• _PROBLEM DETAILS_: Check each line of the records for "source"; collect those that have it.

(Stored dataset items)
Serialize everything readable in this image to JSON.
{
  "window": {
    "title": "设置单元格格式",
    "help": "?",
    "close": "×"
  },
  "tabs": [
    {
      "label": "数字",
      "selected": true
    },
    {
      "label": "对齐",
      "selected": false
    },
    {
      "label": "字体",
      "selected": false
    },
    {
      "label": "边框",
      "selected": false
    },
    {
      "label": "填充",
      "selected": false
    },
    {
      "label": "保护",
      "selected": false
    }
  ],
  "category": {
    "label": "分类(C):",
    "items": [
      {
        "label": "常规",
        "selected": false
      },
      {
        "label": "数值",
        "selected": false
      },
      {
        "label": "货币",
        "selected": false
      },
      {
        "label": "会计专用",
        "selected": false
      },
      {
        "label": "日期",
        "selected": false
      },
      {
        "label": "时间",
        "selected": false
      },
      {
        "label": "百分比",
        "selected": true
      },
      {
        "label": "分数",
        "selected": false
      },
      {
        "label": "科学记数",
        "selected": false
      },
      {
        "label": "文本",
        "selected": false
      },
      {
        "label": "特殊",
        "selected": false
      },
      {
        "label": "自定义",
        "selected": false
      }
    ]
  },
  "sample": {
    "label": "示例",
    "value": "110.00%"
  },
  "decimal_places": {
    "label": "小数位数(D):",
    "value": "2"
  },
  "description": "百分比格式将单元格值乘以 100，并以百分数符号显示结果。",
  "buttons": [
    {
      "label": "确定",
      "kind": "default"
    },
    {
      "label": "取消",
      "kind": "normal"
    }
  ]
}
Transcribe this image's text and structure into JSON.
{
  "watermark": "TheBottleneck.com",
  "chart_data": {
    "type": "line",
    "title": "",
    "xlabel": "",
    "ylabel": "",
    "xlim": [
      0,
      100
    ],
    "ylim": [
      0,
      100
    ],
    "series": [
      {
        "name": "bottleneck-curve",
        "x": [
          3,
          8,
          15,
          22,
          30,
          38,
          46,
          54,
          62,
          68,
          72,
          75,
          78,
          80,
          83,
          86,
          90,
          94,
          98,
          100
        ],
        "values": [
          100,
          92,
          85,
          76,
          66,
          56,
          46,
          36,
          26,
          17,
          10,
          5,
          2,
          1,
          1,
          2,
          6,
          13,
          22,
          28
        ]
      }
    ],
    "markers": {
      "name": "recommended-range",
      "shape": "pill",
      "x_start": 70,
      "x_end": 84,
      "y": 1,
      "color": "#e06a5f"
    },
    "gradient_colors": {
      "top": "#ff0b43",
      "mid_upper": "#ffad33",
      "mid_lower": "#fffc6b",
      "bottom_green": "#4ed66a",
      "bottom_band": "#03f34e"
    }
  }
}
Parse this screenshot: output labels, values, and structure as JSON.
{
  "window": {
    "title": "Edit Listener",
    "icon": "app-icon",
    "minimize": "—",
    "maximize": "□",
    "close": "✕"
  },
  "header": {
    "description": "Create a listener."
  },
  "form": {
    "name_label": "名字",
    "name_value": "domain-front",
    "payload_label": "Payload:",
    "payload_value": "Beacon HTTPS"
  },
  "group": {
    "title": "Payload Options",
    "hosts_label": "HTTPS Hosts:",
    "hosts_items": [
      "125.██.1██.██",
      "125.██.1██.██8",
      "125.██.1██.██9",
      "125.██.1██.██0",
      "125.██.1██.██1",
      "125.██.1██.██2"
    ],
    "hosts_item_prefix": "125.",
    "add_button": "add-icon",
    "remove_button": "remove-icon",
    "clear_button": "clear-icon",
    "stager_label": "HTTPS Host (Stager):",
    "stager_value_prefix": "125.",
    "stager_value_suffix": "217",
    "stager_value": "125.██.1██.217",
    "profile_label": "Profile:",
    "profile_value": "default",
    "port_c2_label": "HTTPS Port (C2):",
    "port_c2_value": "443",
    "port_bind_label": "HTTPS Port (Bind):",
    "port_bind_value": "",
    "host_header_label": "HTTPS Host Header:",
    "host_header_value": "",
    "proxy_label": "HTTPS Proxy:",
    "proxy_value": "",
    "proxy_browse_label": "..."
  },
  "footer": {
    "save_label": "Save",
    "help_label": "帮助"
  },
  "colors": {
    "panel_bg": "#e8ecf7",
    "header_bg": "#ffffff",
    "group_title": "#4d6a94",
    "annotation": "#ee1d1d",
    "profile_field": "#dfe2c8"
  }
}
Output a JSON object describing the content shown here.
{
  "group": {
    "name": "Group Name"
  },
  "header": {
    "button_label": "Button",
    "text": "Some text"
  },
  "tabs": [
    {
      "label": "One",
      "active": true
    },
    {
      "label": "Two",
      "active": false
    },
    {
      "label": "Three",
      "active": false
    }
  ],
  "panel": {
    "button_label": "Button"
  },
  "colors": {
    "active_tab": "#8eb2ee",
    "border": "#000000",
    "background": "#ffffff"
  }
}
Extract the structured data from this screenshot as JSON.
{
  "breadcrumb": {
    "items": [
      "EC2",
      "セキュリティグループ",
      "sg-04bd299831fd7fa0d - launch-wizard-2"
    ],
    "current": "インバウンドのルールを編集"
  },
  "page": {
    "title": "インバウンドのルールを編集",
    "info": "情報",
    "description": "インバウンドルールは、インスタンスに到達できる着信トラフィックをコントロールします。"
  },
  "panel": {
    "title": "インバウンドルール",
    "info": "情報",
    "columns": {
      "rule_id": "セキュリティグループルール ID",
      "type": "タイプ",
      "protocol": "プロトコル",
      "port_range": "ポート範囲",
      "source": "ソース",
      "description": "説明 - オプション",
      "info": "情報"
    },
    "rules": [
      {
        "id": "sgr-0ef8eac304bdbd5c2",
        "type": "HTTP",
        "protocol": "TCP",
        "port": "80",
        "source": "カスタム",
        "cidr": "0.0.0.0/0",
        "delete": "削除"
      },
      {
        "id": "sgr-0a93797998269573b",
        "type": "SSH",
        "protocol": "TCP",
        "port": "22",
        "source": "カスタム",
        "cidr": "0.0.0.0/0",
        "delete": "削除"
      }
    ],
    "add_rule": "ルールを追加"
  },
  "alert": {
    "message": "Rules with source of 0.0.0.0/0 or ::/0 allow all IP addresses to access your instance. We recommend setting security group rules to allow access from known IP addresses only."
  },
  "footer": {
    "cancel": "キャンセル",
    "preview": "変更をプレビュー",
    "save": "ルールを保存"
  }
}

• _WRITTEN SOLUTION_:
      "source": "ソース",
        "source": "カスタム",
        "source": "カスタム",
    "message": "Rules with source of 0.0.0.0/0 or ::/0 allow all IP addresses to access your instance. We recommend setting security group rules to allow access from known IP addresses only."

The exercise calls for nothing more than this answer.